• _EXERCISE GOAL_: For the records below, say how many lines contain the string "Bach". Give the number only.

• _EXERCISE INPUT_:
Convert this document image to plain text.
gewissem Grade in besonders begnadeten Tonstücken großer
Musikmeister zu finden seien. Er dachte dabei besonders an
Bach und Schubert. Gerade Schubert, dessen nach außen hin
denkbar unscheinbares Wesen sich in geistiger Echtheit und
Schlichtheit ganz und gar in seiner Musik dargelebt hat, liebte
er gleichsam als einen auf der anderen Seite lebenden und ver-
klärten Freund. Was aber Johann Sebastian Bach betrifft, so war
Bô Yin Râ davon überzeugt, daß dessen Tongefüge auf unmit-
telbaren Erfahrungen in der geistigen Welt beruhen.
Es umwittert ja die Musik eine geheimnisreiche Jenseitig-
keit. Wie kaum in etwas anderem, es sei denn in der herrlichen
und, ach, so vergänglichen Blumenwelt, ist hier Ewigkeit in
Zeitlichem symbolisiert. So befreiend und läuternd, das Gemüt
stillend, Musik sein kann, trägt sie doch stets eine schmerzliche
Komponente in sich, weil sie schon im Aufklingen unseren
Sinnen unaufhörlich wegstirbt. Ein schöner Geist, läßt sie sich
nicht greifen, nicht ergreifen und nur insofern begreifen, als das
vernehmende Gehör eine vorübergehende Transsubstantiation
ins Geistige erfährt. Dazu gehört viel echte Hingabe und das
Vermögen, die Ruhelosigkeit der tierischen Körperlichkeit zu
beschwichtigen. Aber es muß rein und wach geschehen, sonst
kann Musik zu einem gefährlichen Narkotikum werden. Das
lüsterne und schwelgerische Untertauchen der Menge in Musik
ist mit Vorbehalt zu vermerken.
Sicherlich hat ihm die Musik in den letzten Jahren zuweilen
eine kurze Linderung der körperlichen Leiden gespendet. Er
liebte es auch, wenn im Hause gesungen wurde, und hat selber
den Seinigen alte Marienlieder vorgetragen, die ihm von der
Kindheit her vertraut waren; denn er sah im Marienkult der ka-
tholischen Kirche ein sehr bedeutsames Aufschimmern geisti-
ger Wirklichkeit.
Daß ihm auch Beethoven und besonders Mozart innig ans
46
...
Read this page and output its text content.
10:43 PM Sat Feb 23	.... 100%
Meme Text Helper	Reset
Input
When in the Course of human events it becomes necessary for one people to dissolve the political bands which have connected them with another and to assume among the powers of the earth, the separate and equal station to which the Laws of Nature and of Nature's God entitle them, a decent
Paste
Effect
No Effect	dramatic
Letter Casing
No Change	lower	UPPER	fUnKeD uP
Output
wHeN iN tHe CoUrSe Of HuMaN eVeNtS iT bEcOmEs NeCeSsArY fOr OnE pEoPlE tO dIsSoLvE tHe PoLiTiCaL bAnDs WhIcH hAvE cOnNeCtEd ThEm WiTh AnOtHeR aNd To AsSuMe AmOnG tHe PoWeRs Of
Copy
--
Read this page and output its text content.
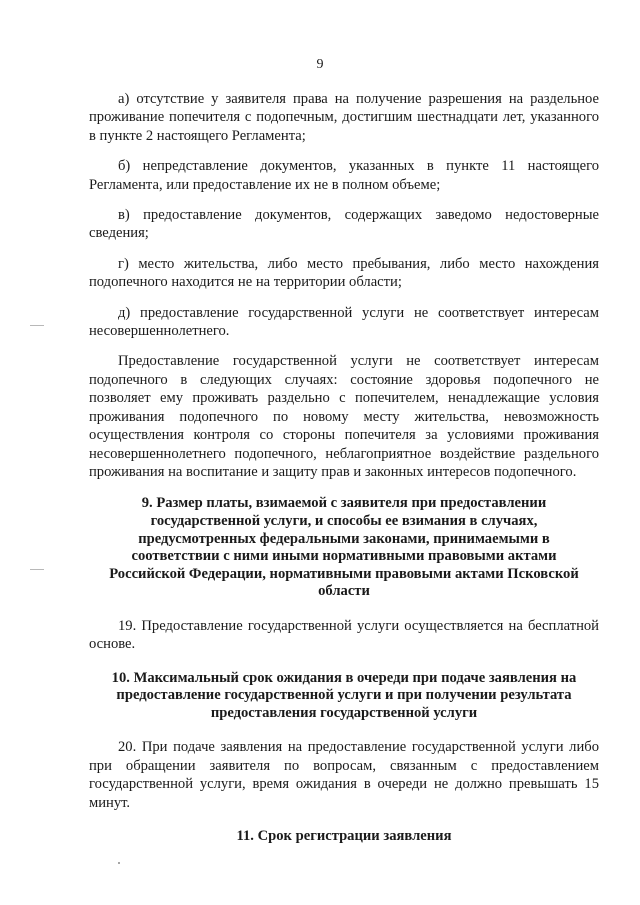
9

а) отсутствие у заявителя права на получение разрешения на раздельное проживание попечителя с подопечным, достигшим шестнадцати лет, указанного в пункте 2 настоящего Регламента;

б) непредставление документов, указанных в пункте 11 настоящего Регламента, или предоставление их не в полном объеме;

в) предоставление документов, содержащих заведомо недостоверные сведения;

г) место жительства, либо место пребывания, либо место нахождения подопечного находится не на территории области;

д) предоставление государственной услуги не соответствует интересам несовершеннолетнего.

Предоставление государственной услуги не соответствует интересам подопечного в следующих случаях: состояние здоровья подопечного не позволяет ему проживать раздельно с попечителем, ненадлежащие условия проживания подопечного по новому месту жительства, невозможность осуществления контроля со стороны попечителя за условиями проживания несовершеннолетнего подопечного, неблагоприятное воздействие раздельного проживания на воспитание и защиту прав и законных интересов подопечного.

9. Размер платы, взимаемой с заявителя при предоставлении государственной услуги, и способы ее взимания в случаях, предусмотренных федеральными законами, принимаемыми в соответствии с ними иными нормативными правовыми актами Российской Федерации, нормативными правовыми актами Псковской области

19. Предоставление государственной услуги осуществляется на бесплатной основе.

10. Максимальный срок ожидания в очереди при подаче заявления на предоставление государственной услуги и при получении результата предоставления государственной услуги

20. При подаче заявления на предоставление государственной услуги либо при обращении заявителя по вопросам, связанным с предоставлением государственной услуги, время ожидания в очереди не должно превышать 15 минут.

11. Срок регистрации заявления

• _EXERCISE RESPONSE_: 2